■ Prompt ■
Select and copy out every line in the records containing "Примѣчаніе".

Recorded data
+ + + + + + +
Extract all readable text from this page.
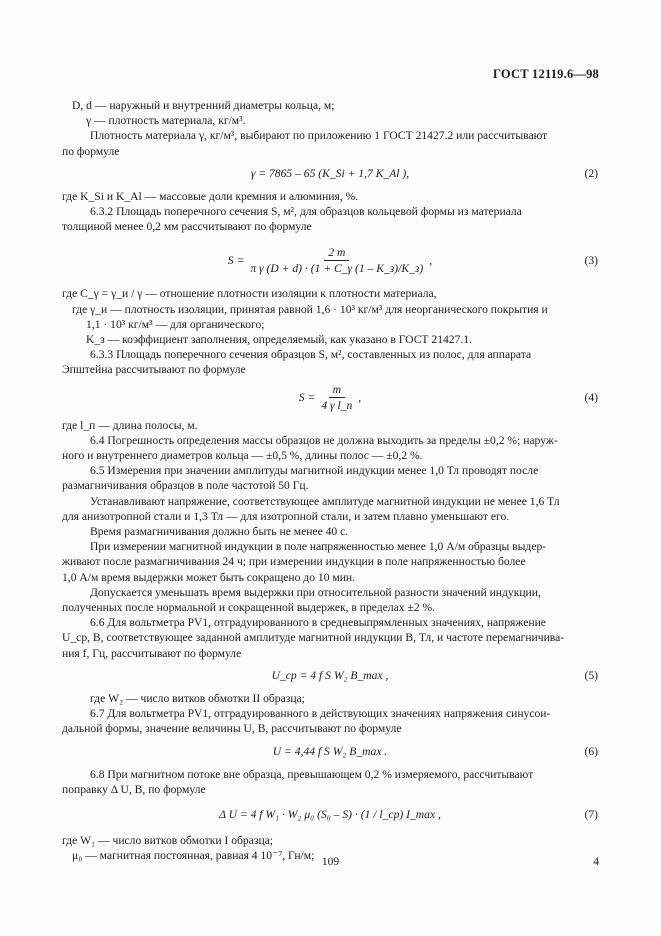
ГОСТ 12119.6—98

D, d — наружный и внутренний диаметры кольца, м;

γ — плотность материала, кг/м³.

Плотность материала γ, кг/м³, выбирают по приложению 1 ГОСТ 21427.2 или рассчитывают

по формуле

γ = 7865 – 65 (K_Si + 1,7 K_Al ),	(2)

где K_Si и K_Al — массовые доли кремния и алюминия, %.

6.3.2 Площадь поперечного сечения S, м², для образцов кольцевой формы из материала

толщиной менее 0,2 мм рассчитывают по формуле

$S = \frac{2 m}{\text{π γ (D + d) · (1 + C\_γ (1 – K\_з)/K\_з)}}$ ,	(3)

где C_γ = γ_и / γ — отношение плотности изоляции к плотности материала,

где γ_и — плотность изоляции, принятая равной 1,6 · 10³ кг/м³ для неорганического покрытия и

1,1 · 10³ кг/м³ — для органического;

K_з — коэффициент заполнения, определяемый, как указано в ГОСТ 21427.1.

6.3.3 Площадь поперечного сечения образцов S, м², составленных из полос, для аппарата

Эпштейна рассчитывают по формуле

$S = \frac{m}{\text{4 γ l\_п}}$ ,	(4)

где l_п — длина полосы, м.

6.4 Погрешность определения массы образцов не должна выходить за пределы ±0,2 %; наруж-

ного и внутреннего диаметров кольца — ±0,5 %, длины полос — ±0,2 %.

6.5 Измерения при значении амплитуды магнитной индукции менее 1,0 Тл проводят после

размагничивания образцов в поле частотой 50 Гц.

Устанавливают напряжение, соответствующее амплитуде магнитной индукции не менее 1,6 Тл

для анизотропной стали и 1,3 Тл — для изотропной стали, и затем плавно уменьшают его.

Время размагничивания должно быть не менее 40 с.

При измерении магнитной индукции в поле напряженностью менее 1,0 А/м образцы выдер-

живают после размагничивания 24 ч; при измерении индукции в поле напряженностью более

1,0 А/м время выдержки может быть сокращено до 10 мин.

Допускается уменьшать время выдержки при относительной разности значений индукции,

полученных после нормальной и сокращенной выдержек, в пределах ±2 %.

6.6 Для вольтметра PV1, отградуированного в средневыпрямленных значениях, напряжение

U_ср, В, соответствующее заданной амплитуде магнитной индукции B, Тл, и частоте перемагничива-

ния f, Гц, рассчитывают по формуле

U_ср = 4 f S W₂ B_max ,	(5)

где W₂ — число витков обмотки II образца;

6.7 Для вольтметра PV1, отградуированного в действующих значениях напряжения синусои-

дальной формы, значение величины U, В, рассчитывают по формуле

U = 4,44 f S W₂ B_max .	(6)

6.8 При магнитном потоке вне образца, превышающем 0,2 % измеряемого, рассчитывают

поправку Δ U, В, по формуле

Δ U = 4 f W₁ · W₂ μ₀ (S₀ – S) · (1 / l_ср) I_max ,	(7)

где W₁ — число витков обмотки I образца;

μ₀ — магнитная постоянная, равная 4 10⁻⁷, Гн/м; 109	4
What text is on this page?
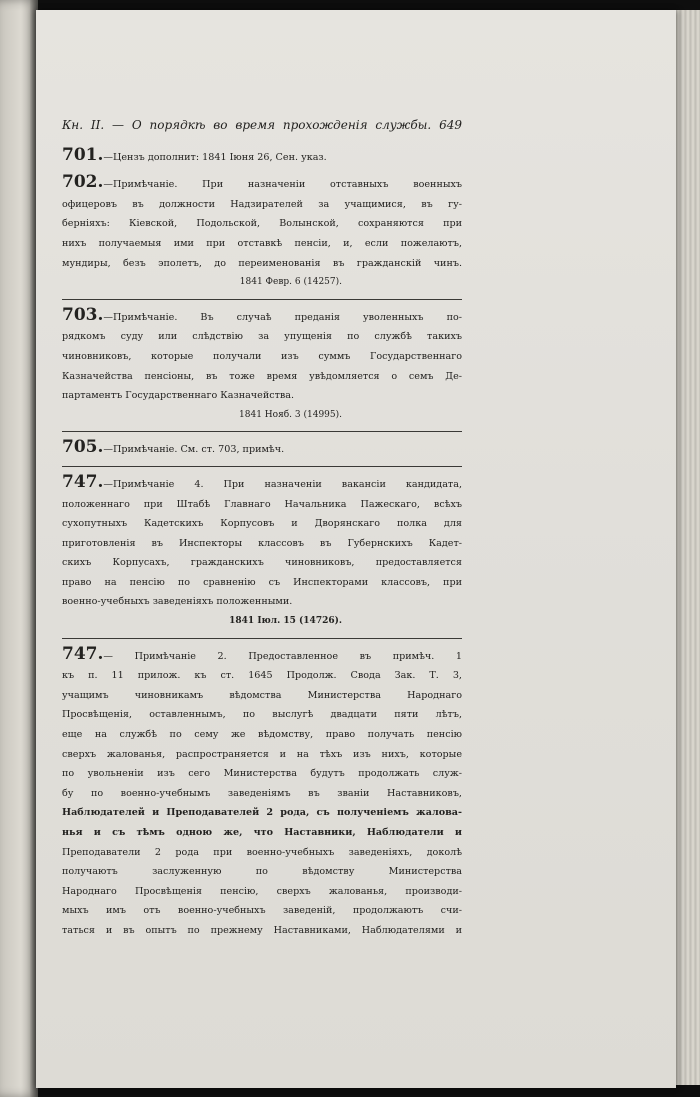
Кн. II. — О порядкѣ во время прохожденія службы. 649
701.—Цензъ дополнит: 1841 Іюня 26, Сен. указ.
702.—Примѣчаніе. При назначеніи отставныхъ военныхъ
офицеровъ въ должности Надзирателей за учащимися, въ гу-
берніяхъ: Кіевской, Подольской, Волынской, сохраняются при
нихъ получаемыя ими при отставкѣ пенсіи, и, если пожелаютъ,
мундиры, безъ эполетъ, до переименованія въ гражданскій чинъ.
1841 Февр. 6 (14257).
703.—Примѣчаніе. Въ случаѣ преданія уволенныхъ по-
рядкомъ суду или слѣдствію за упущенія по службѣ такихъ
чиновниковъ, которые получали изъ суммъ Государственнаго
Казначейства пенсіоны, въ тоже время увѣдомляется о семъ Де-
партаментъ Государственнаго Казначейства.
1841 Нояб. 3 (14995).
705.—Примѣчаніе. См. ст. 703, примѣч.
747.—Примѣчаніе 4. При назначеніи вакансіи кандидата,
положеннаго при Штабѣ Главнаго Начальника Пажескаго, всѣхъ
сухопутныхъ Кадетскихъ Корпусовъ и Дворянскаго полка для
приготовленія въ Инспекторы классовъ въ Губернскихъ Кадет-
скихъ Корпусахъ, гражданскихъ чиновниковъ, предоставляется
право на пенсію по сравненію съ Инспекторами классовъ, при
военно-учебныхъ заведеніяхъ положенными.
1841 Іюл. 15 (14726).
747.— Примѣчаніе 2. Предоставленное въ примѣч. 1
къ п. 11 прилож. къ ст. 1645 Продолж. Свода Зак. Т. 3,
учащимъ чиновникамъ вѣдомства Министерства Народнаго
Просвѣщенія, оставленнымъ, по выслугѣ двадцати пяти лѣтъ,
еще на службѣ по сему же вѣдомству, право получать пенсію
сверхъ жалованья, распространяется и на тѣхъ изъ нихъ, которые
по увольненіи изъ сего Министерства будутъ продолжать служ-
бу по военно-учебнымъ заведеніямъ въ званіи Наставниковъ,
Наблюдателей и Преподавателей 2 рода, съ полученіемъ жалова-
нья и съ тѣмъ одною же, что Наставники, Наблюдатели и
Преподаватели 2 рода при военно-учебныхъ заведеніяхъ, доколѣ
получаютъ заслуженную по вѣдомству Министерства
Народнаго Просвѣщенія пенсію, сверхъ жалованья, производи-
мыхъ имъ отъ военно-учебныхъ заведеній, продолжаютъ счи-
таться и въ опытъ по прежнему Наставниками, Наблюдателями и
+ + + + + + +
■ Correct output ■
702.—Примѣчаніе. При назначеніи отставныхъ военныхъ
703.—Примѣчаніе. Въ случаѣ преданія уволенныхъ по-
705.—Примѣчаніе. См. ст. 703, примѣч.
747.—Примѣчаніе 4. При назначеніи вакансіи кандидата,
747.— Примѣчаніе 2. Предоставленное въ примѣч. 1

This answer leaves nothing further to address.